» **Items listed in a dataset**

***

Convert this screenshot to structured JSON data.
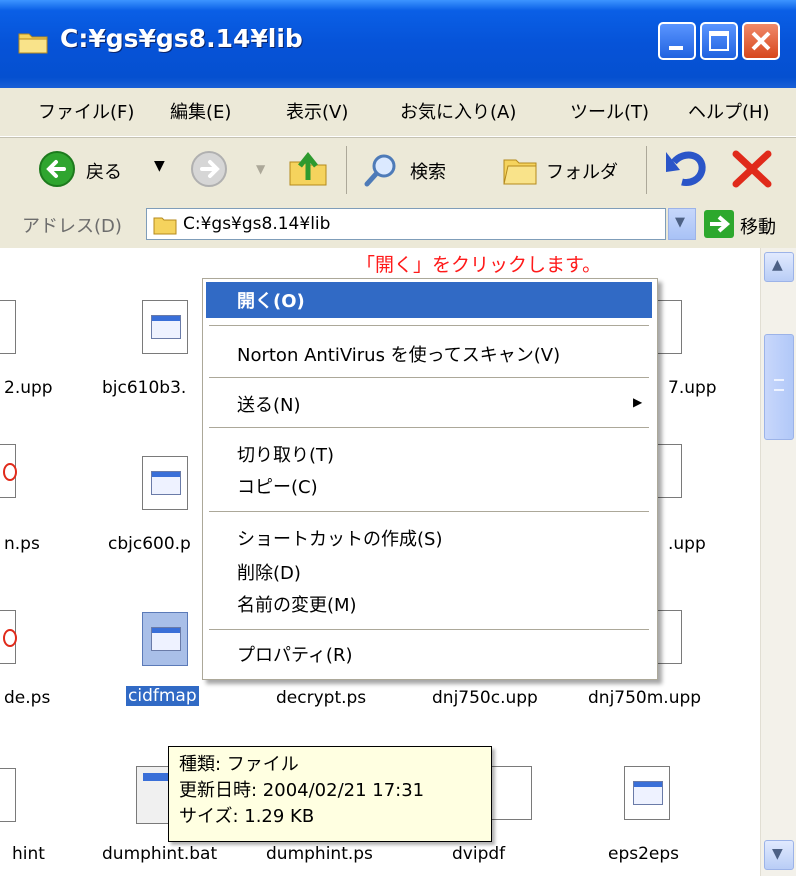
{
  "window": {
    "title": "C:¥gs¥gs8.14¥lib"
  },
  "menu": {
    "items": [
      "ファイル(F)",
      "編集(E)",
      "表示(V)",
      "お気に入り(A)",
      "ツール(T)",
      "ヘルプ(H)"
    ]
  },
  "toolbar": {
    "back_label": "戻る",
    "search_label": "検索",
    "folders_label": "フォルダ"
  },
  "address": {
    "label": "アドレス(D)",
    "value": "C:¥gs¥gs8.14¥lib",
    "go_label": "移動"
  },
  "annotation": {
    "text": "「開く」をクリックします。"
  },
  "files": [
    {
      "name": "2.upp"
    },
    {
      "name": "bjc610b3."
    },
    {
      "name": "7.upp"
    },
    {
      "name": "n.ps"
    },
    {
      "name": "cbjc600.p"
    },
    {
      "name": ".upp"
    },
    {
      "name": "de.ps"
    },
    {
      "name": "cidfmap"
    },
    {
      "name": "decrypt.ps"
    },
    {
      "name": "dnj750c.upp"
    },
    {
      "name": "dnj750m.upp"
    },
    {
      "name": "hint"
    },
    {
      "name": "dumphint.bat"
    },
    {
      "name": "dumphint.ps"
    },
    {
      "name": "dvipdf"
    },
    {
      "name": "eps2eps"
    }
  ],
  "context_menu": {
    "open": "開く(O)",
    "norton": "Norton AntiVirus を使ってスキャン(V)",
    "send_to": "送る(N)",
    "cut": "切り取り(T)",
    "copy": "コピー(C)",
    "shortcut": "ショートカットの作成(S)",
    "delete": "削除(D)",
    "rename": "名前の変更(M)",
    "properties": "プロパティ(R)"
  },
  "tooltip": {
    "type": "種類: ファイル",
    "modified": "更新日時: 2004/02/21 17:31",
    "size": "サイズ: 1.29 KB"
  }
}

***

» **Exercise**
Without changing a word, transcribe all of the data and omit its images.

» **Written answer**
Convert this screenshot to structured JSON data.
{
  "window": {
    "title": "C:¥gs¥gs8.14¥lib"
  },
  "menu": {
    "items": [
      "ファイル(F)",
      "編集(E)",
      "表示(V)",
      "お気に入り(A)",
      "ツール(T)",
      "ヘルプ(H)"
    ]
  },
  "toolbar": {
    "back_label": "戻る",
    "search_label": "検索",
    "folders_label": "フォルダ"
  },
  "address": {
    "label": "アドレス(D)",
    "value": "C:¥gs¥gs8.14¥lib",
    "go_label": "移動"
  },
  "annotation": {
    "text": "「開く」をクリックします。"
  },
  "files": [
    {
      "name": "2.upp"
    },
    {
      "name": "bjc610b3."
    },
    {
      "name": "7.upp"
    },
    {
      "name": "n.ps"
    },
    {
      "name": "cbjc600.p"
    },
    {
      "name": ".upp"
    },
    {
      "name": "de.ps"
    },
    {
      "name": "cidfmap"
    },
    {
      "name": "decrypt.ps"
    },
    {
      "name": "dnj750c.upp"
    },
    {
      "name": "dnj750m.upp"
    },
    {
      "name": "hint"
    },
    {
      "name": "dumphint.bat"
    },
    {
      "name": "dumphint.ps"
    },
    {
      "name": "dvipdf"
    },
    {
      "name": "eps2eps"
    }
  ],
  "context_menu": {
    "open": "開く(O)",
    "norton": "Norton AntiVirus を使ってスキャン(V)",
    "send_to": "送る(N)",
    "cut": "切り取り(T)",
    "copy": "コピー(C)",
    "shortcut": "ショートカットの作成(S)",
    "delete": "削除(D)",
    "rename": "名前の変更(M)",
    "properties": "プロパティ(R)"
  },
  "tooltip": {
    "type": "種類: ファイル",
    "modified": "更新日時: 2004/02/21 17:31",
    "size": "サイズ: 1.29 KB"
  }
}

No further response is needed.